▶ [Given request]: Copy every line of the data in which the word "this" occurs.

------------------------------------------------

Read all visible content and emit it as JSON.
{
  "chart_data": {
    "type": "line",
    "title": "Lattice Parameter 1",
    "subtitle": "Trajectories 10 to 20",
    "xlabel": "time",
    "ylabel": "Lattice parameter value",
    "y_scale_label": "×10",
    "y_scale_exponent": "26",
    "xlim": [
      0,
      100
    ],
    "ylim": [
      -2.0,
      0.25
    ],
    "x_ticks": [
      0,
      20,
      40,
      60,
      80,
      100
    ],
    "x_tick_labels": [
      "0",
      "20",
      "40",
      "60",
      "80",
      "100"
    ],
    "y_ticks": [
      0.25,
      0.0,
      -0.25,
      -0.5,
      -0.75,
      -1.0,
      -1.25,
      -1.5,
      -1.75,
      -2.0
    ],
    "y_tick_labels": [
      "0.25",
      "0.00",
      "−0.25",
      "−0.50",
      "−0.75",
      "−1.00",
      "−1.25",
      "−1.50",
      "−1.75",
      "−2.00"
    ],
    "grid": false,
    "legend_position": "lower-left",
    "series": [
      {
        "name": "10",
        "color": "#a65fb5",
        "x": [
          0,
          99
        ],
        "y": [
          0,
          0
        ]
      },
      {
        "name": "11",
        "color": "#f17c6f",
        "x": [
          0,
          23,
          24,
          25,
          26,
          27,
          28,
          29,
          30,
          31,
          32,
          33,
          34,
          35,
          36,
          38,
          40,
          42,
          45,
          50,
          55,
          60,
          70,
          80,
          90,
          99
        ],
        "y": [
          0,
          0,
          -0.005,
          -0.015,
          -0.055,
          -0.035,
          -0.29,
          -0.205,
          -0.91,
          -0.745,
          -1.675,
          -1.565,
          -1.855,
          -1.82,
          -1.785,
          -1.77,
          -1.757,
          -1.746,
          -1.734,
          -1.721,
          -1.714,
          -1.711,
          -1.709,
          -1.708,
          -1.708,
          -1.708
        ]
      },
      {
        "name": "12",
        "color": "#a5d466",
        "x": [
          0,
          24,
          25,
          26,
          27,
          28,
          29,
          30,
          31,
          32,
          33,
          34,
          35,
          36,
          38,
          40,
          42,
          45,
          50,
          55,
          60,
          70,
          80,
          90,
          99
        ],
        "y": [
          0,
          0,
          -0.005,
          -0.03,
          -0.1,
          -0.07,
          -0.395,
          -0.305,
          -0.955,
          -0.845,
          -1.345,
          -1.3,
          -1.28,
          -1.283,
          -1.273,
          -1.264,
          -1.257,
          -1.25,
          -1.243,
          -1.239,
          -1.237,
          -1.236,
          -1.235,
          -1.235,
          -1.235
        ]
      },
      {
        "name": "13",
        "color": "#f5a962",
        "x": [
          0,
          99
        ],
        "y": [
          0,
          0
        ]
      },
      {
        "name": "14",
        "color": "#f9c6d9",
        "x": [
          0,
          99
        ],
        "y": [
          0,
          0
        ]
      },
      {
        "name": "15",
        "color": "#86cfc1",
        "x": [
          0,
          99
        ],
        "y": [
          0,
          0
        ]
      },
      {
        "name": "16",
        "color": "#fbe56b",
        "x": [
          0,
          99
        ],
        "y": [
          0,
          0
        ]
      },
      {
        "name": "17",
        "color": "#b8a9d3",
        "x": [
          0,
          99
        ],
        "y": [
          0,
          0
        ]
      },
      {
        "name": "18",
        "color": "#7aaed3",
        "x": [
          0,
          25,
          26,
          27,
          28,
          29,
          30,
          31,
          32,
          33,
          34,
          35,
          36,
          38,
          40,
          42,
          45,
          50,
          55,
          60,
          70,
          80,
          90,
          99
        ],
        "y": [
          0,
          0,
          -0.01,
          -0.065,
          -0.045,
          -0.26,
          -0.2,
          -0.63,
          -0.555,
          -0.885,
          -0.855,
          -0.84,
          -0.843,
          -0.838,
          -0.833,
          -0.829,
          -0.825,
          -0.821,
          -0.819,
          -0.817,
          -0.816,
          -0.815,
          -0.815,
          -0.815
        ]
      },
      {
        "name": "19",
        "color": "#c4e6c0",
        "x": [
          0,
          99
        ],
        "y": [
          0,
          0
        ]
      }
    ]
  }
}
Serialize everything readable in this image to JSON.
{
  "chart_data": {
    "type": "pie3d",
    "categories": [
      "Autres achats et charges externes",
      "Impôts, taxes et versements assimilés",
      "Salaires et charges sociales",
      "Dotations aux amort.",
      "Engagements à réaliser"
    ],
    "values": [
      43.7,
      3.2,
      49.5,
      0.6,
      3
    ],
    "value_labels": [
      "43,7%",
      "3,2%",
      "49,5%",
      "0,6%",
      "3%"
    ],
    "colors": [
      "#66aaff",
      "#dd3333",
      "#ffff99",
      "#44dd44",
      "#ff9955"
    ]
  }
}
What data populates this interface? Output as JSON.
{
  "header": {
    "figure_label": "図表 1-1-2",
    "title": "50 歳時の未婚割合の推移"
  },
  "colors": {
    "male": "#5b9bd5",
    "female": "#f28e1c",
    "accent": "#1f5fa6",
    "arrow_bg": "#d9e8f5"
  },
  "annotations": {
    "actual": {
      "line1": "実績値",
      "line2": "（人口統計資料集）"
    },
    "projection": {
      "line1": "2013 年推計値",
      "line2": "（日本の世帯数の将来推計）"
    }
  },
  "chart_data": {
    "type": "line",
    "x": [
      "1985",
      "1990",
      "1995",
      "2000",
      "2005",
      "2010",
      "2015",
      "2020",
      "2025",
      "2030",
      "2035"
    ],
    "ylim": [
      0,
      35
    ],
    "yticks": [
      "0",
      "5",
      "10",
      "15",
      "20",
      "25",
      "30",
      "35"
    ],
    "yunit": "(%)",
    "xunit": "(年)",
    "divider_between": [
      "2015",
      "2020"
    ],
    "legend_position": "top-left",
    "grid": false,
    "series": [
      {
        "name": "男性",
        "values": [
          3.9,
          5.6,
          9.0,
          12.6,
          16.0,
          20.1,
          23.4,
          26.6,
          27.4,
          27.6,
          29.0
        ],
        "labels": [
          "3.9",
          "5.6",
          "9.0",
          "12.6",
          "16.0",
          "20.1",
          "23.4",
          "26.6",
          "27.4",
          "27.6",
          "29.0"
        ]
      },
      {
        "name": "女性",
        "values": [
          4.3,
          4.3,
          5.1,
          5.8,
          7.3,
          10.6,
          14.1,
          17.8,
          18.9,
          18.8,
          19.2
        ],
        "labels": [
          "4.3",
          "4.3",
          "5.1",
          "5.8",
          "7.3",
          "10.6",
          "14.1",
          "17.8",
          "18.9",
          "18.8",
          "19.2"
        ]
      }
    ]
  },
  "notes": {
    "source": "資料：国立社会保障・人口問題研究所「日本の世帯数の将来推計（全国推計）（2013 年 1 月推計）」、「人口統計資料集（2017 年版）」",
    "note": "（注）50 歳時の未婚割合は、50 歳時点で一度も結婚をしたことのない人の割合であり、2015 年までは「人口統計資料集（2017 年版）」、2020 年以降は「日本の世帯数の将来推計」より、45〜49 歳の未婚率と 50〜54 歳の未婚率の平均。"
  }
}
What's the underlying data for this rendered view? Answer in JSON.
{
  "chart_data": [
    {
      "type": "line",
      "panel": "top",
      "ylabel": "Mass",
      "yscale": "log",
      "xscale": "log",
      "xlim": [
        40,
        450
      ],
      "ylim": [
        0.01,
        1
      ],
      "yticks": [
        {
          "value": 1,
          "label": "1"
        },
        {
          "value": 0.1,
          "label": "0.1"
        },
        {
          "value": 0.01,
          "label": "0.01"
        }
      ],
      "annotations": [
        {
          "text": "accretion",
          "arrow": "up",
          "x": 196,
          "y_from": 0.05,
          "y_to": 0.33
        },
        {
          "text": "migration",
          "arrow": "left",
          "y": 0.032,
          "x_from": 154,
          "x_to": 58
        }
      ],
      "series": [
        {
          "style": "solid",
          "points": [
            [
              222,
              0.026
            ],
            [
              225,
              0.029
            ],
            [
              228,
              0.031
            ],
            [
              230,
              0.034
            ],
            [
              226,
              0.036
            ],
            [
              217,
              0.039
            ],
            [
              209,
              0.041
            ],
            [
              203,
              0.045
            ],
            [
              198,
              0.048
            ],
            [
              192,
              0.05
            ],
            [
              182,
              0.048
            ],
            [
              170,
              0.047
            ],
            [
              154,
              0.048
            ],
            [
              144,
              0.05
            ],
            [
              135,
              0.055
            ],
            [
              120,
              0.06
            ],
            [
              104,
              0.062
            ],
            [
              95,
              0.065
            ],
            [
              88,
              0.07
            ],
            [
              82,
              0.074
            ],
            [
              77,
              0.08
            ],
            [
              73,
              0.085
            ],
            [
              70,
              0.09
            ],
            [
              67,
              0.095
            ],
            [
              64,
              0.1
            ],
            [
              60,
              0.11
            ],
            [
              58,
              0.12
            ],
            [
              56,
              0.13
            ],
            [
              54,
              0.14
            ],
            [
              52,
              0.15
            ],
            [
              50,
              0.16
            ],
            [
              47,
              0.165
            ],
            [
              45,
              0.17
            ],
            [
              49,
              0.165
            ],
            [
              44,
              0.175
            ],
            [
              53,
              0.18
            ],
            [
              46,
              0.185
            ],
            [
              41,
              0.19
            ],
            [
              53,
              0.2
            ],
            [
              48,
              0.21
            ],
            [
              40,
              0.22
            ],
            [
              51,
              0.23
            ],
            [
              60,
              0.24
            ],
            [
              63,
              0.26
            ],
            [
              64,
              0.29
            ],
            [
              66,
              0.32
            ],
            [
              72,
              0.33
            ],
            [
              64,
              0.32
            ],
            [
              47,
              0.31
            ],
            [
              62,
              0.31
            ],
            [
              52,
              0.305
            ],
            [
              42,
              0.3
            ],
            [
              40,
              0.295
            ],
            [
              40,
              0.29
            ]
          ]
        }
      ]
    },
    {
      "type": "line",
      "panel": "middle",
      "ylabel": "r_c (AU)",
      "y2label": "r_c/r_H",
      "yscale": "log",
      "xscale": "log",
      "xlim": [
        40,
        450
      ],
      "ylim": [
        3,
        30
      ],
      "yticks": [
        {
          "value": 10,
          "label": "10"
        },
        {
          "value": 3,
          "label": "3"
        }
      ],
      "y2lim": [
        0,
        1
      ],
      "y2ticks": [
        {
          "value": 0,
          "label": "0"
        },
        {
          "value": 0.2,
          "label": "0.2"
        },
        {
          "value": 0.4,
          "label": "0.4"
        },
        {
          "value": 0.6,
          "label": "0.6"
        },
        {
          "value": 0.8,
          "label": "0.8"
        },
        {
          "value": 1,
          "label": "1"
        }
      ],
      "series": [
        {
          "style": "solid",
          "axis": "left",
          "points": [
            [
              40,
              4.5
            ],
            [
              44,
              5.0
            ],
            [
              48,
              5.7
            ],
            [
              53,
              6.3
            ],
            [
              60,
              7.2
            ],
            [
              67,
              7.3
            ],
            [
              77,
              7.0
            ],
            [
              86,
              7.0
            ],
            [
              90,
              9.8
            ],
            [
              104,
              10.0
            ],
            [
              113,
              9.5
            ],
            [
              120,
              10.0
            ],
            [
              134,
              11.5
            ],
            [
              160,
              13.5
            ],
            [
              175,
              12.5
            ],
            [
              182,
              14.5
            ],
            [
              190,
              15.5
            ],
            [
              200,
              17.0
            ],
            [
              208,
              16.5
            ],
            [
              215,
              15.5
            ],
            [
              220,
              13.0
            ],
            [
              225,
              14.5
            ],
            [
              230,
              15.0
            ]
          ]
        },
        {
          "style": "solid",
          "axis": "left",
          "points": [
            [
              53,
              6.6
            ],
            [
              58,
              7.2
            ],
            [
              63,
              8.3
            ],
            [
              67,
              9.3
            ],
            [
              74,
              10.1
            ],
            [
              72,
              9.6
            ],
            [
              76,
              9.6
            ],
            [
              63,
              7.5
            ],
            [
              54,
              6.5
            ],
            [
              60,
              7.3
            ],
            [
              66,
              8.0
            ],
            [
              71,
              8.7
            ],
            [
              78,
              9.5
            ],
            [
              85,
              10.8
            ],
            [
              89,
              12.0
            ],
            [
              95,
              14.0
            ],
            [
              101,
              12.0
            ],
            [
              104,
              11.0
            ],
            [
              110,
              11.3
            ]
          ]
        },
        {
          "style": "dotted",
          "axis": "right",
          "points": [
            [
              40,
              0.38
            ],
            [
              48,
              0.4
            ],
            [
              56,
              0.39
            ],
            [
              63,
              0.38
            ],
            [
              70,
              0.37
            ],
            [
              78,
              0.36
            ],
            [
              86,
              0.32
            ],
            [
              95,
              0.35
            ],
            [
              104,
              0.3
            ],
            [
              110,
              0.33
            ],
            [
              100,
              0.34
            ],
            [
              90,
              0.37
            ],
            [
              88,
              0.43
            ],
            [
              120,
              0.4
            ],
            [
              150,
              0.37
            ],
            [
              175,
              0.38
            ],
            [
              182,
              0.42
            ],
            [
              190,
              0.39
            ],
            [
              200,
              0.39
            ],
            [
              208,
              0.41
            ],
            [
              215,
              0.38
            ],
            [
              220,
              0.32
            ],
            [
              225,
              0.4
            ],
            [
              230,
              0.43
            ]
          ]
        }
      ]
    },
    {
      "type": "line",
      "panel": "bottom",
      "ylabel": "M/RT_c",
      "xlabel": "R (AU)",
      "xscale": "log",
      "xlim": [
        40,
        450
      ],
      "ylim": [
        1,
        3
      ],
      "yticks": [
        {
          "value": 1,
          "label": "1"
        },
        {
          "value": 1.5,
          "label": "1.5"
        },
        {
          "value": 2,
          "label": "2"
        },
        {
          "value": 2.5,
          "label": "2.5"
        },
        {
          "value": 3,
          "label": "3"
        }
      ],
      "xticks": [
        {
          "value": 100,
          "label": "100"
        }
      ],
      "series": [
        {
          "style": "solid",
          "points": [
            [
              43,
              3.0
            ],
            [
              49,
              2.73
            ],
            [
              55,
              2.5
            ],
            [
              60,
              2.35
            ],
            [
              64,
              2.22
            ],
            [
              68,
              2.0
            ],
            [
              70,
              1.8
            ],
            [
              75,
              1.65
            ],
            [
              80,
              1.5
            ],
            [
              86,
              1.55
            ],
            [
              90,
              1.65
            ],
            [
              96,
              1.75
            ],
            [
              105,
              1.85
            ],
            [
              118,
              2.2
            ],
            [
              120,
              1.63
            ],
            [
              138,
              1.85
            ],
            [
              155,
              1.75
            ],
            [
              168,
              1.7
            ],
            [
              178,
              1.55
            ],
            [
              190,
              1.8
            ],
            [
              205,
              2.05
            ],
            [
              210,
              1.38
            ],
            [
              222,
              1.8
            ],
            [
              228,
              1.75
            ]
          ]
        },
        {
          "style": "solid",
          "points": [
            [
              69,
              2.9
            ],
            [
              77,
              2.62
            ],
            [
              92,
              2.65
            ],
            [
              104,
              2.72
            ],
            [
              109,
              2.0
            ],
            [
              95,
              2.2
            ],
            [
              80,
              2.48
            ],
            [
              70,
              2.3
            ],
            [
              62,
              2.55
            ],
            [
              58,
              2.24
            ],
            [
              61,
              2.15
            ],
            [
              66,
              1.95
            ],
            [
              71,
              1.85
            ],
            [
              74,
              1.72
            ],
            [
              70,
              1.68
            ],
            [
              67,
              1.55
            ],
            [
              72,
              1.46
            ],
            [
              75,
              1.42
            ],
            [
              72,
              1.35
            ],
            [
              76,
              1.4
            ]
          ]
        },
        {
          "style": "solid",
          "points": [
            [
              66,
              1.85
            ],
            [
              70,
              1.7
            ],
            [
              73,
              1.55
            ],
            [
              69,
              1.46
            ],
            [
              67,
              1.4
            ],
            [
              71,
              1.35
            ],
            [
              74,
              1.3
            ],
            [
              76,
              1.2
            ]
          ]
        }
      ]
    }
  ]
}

------------------------------------------------

▶ [Result of the exercise]:
Serialize everything readable in this image to JSON.
What data populates this interface? Output as JSON.
What's the underlying data for this rendered view? Answer in JSON.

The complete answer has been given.